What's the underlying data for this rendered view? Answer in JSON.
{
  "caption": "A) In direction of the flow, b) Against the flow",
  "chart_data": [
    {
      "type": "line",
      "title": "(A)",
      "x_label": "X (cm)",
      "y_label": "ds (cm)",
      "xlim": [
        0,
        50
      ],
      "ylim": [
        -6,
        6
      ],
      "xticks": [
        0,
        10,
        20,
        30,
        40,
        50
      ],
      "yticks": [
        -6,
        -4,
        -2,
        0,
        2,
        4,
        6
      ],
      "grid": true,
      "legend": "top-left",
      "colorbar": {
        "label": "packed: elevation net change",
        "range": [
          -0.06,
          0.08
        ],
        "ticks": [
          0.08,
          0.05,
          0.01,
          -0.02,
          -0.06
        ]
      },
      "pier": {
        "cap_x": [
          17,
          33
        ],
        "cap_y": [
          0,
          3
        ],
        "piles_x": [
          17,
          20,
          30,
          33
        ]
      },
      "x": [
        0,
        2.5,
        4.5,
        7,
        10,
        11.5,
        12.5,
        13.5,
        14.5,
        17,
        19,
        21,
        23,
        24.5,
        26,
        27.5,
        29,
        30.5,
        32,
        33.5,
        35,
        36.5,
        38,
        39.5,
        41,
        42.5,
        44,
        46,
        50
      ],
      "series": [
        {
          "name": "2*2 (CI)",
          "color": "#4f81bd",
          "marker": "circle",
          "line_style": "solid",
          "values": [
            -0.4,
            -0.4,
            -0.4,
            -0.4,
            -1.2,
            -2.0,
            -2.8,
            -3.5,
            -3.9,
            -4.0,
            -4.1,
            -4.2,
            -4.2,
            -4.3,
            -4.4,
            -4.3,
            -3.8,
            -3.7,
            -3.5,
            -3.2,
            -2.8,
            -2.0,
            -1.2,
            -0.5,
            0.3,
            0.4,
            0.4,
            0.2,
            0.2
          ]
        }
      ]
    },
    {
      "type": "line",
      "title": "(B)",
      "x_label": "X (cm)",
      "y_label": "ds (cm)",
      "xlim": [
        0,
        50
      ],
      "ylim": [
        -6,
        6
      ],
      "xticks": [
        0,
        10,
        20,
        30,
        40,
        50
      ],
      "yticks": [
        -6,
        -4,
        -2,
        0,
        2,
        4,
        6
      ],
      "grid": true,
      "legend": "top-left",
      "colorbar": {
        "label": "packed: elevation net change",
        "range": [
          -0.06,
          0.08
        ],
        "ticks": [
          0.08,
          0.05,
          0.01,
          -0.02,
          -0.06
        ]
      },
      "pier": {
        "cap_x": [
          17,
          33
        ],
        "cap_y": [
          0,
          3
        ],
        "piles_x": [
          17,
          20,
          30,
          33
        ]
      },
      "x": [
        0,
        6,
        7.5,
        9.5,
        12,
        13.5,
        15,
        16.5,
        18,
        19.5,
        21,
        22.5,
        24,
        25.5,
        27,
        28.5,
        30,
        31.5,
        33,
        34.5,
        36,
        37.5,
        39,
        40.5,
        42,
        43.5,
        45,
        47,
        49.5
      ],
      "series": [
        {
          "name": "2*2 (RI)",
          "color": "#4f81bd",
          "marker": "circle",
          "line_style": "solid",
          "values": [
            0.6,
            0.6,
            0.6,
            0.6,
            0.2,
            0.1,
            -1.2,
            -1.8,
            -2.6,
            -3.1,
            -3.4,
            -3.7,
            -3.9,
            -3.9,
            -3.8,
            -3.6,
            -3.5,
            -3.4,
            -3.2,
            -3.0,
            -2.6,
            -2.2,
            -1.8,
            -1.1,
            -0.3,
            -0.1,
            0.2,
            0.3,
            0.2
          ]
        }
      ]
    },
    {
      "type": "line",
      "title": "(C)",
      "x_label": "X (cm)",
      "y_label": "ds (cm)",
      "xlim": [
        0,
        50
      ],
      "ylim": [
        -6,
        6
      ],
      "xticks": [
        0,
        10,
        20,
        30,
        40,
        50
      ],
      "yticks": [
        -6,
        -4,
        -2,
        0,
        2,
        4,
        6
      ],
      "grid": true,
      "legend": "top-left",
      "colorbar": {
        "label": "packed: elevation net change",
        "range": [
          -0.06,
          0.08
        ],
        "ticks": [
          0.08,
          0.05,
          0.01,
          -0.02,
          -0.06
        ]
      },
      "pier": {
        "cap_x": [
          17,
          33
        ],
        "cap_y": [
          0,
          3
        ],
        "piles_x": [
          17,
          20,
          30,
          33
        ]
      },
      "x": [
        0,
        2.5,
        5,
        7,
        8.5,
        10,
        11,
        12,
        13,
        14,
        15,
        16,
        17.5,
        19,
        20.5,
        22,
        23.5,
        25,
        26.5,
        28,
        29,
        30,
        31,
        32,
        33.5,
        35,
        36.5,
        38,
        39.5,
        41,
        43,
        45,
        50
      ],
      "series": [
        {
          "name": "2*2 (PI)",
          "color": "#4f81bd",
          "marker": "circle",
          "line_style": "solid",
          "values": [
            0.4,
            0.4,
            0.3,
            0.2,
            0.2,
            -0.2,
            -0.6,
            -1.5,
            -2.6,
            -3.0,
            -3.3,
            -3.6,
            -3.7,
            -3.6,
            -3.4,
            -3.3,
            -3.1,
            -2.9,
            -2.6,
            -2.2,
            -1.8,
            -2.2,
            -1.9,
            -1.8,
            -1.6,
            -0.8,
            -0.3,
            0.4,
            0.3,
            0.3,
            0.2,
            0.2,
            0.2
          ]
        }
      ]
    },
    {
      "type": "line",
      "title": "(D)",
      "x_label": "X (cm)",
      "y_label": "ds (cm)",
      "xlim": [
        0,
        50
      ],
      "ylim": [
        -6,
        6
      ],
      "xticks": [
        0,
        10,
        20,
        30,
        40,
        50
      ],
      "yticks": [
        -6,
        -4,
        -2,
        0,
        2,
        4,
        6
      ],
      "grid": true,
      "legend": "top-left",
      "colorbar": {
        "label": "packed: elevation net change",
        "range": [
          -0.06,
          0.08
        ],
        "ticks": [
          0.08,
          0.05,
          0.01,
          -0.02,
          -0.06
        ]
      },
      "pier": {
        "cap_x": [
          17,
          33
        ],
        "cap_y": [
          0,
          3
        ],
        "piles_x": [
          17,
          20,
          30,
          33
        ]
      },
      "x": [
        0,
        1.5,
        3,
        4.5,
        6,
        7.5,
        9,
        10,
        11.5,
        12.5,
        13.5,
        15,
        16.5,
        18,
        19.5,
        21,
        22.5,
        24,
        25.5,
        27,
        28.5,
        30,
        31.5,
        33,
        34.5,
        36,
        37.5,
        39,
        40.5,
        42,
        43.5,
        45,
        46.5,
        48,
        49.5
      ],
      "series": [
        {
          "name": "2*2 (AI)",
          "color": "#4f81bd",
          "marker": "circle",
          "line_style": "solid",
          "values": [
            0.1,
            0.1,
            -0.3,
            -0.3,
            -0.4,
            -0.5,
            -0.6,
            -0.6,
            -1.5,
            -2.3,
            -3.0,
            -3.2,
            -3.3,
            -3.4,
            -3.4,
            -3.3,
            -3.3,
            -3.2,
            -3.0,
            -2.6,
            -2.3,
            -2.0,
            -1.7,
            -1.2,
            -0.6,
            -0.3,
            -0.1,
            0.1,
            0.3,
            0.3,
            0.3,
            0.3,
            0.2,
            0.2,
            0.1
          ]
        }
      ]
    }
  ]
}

========================================

Set down the entries verbatim, leaving none out.

ANSWER TO THE TASK
What's the underlying data for this rendered view? Answer in JSON.
{
  "caption": "A) In direction of the flow, b) Against the flow",
  "chart_data": [
    {
      "type": "line",
      "title": "(A)",
      "x_label": "X (cm)",
      "y_label": "ds (cm)",
      "xlim": [
        0,
        50
      ],
      "ylim": [
        -6,
        6
      ],
      "xticks": [
        0,
        10,
        20,
        30,
        40,
        50
      ],
      "yticks": [
        -6,
        -4,
        -2,
        0,
        2,
        4,
        6
      ],
      "grid": true,
      "legend": "top-left",
      "colorbar": {
        "label": "packed: elevation net change",
        "range": [
          -0.06,
          0.08
        ],
        "ticks": [
          0.08,
          0.05,
          0.01,
          -0.02,
          -0.06
        ]
      },
      "pier": {
        "cap_x": [
          17,
          33
        ],
        "cap_y": [
          0,
          3
        ],
        "piles_x": [
          17,
          20,
          30,
          33
        ]
      },
      "x": [
        0,
        2.5,
        4.5,
        7,
        10,
        11.5,
        12.5,
        13.5,
        14.5,
        17,
        19,
        21,
        23,
        24.5,
        26,
        27.5,
        29,
        30.5,
        32,
        33.5,
        35,
        36.5,
        38,
        39.5,
        41,
        42.5,
        44,
        46,
        50
      ],
      "series": [
        {
          "name": "2*2 (CI)",
          "color": "#4f81bd",
          "marker": "circle",
          "line_style": "solid",
          "values": [
            -0.4,
            -0.4,
            -0.4,
            -0.4,
            -1.2,
            -2.0,
            -2.8,
            -3.5,
            -3.9,
            -4.0,
            -4.1,
            -4.2,
            -4.2,
            -4.3,
            -4.4,
            -4.3,
            -3.8,
            -3.7,
            -3.5,
            -3.2,
            -2.8,
            -2.0,
            -1.2,
            -0.5,
            0.3,
            0.4,
            0.4,
            0.2,
            0.2
          ]
        }
      ]
    },
    {
      "type": "line",
      "title": "(B)",
      "x_label": "X (cm)",
      "y_label": "ds (cm)",
      "xlim": [
        0,
        50
      ],
      "ylim": [
        -6,
        6
      ],
      "xticks": [
        0,
        10,
        20,
        30,
        40,
        50
      ],
      "yticks": [
        -6,
        -4,
        -2,
        0,
        2,
        4,
        6
      ],
      "grid": true,
      "legend": "top-left",
      "colorbar": {
        "label": "packed: elevation net change",
        "range": [
          -0.06,
          0.08
        ],
        "ticks": [
          0.08,
          0.05,
          0.01,
          -0.02,
          -0.06
        ]
      },
      "pier": {
        "cap_x": [
          17,
          33
        ],
        "cap_y": [
          0,
          3
        ],
        "piles_x": [
          17,
          20,
          30,
          33
        ]
      },
      "x": [
        0,
        6,
        7.5,
        9.5,
        12,
        13.5,
        15,
        16.5,
        18,
        19.5,
        21,
        22.5,
        24,
        25.5,
        27,
        28.5,
        30,
        31.5,
        33,
        34.5,
        36,
        37.5,
        39,
        40.5,
        42,
        43.5,
        45,
        47,
        49.5
      ],
      "series": [
        {
          "name": "2*2 (RI)",
          "color": "#4f81bd",
          "marker": "circle",
          "line_style": "solid",
          "values": [
            0.6,
            0.6,
            0.6,
            0.6,
            0.2,
            0.1,
            -1.2,
            -1.8,
            -2.6,
            -3.1,
            -3.4,
            -3.7,
            -3.9,
            -3.9,
            -3.8,
            -3.6,
            -3.5,
            -3.4,
            -3.2,
            -3.0,
            -2.6,
            -2.2,
            -1.8,
            -1.1,
            -0.3,
            -0.1,
            0.2,
            0.3,
            0.2
          ]
        }
      ]
    },
    {
      "type": "line",
      "title": "(C)",
      "x_label": "X (cm)",
      "y_label": "ds (cm)",
      "xlim": [
        0,
        50
      ],
      "ylim": [
        -6,
        6
      ],
      "xticks": [
        0,
        10,
        20,
        30,
        40,
        50
      ],
      "yticks": [
        -6,
        -4,
        -2,
        0,
        2,
        4,
        6
      ],
      "grid": true,
      "legend": "top-left",
      "colorbar": {
        "label": "packed: elevation net change",
        "range": [
          -0.06,
          0.08
        ],
        "ticks": [
          0.08,
          0.05,
          0.01,
          -0.02,
          -0.06
        ]
      },
      "pier": {
        "cap_x": [
          17,
          33
        ],
        "cap_y": [
          0,
          3
        ],
        "piles_x": [
          17,
          20,
          30,
          33
        ]
      },
      "x": [
        0,
        2.5,
        5,
        7,
        8.5,
        10,
        11,
        12,
        13,
        14,
        15,
        16,
        17.5,
        19,
        20.5,
        22,
        23.5,
        25,
        26.5,
        28,
        29,
        30,
        31,
        32,
        33.5,
        35,
        36.5,
        38,
        39.5,
        41,
        43,
        45,
        50
      ],
      "series": [
        {
          "name": "2*2 (PI)",
          "color": "#4f81bd",
          "marker": "circle",
          "line_style": "solid",
          "values": [
            0.4,
            0.4,
            0.3,
            0.2,
            0.2,
            -0.2,
            -0.6,
            -1.5,
            -2.6,
            -3.0,
            -3.3,
            -3.6,
            -3.7,
            -3.6,
            -3.4,
            -3.3,
            -3.1,
            -2.9,
            -2.6,
            -2.2,
            -1.8,
            -2.2,
            -1.9,
            -1.8,
            -1.6,
            -0.8,
            -0.3,
            0.4,
            0.3,
            0.3,
            0.2,
            0.2,
            0.2
          ]
        }
      ]
    },
    {
      "type": "line",
      "title": "(D)",
      "x_label": "X (cm)",
      "y_label": "ds (cm)",
      "xlim": [
        0,
        50
      ],
      "ylim": [
        -6,
        6
      ],
      "xticks": [
        0,
        10,
        20,
        30,
        40,
        50
      ],
      "yticks": [
        -6,
        -4,
        -2,
        0,
        2,
        4,
        6
      ],
      "grid": true,
      "legend": "top-left",
      "colorbar": {
        "label": "packed: elevation net change",
        "range": [
          -0.06,
          0.08
        ],
        "ticks": [
          0.08,
          0.05,
          0.01,
          -0.02,
          -0.06
        ]
      },
      "pier": {
        "cap_x": [
          17,
          33
        ],
        "cap_y": [
          0,
          3
        ],
        "piles_x": [
          17,
          20,
          30,
          33
        ]
      },
      "x": [
        0,
        1.5,
        3,
        4.5,
        6,
        7.5,
        9,
        10,
        11.5,
        12.5,
        13.5,
        15,
        16.5,
        18,
        19.5,
        21,
        22.5,
        24,
        25.5,
        27,
        28.5,
        30,
        31.5,
        33,
        34.5,
        36,
        37.5,
        39,
        40.5,
        42,
        43.5,
        45,
        46.5,
        48,
        49.5
      ],
      "series": [
        {
          "name": "2*2 (AI)",
          "color": "#4f81bd",
          "marker": "circle",
          "line_style": "solid",
          "values": [
            0.1,
            0.1,
            -0.3,
            -0.3,
            -0.4,
            -0.5,
            -0.6,
            -0.6,
            -1.5,
            -2.3,
            -3.0,
            -3.2,
            -3.3,
            -3.4,
            -3.4,
            -3.3,
            -3.3,
            -3.2,
            -3.0,
            -2.6,
            -2.3,
            -2.0,
            -1.7,
            -1.2,
            -0.6,
            -0.3,
            -0.1,
            0.1,
            0.3,
            0.3,
            0.3,
            0.3,
            0.2,
            0.2,
            0.1
          ]
        }
      ]
    }
  ]
}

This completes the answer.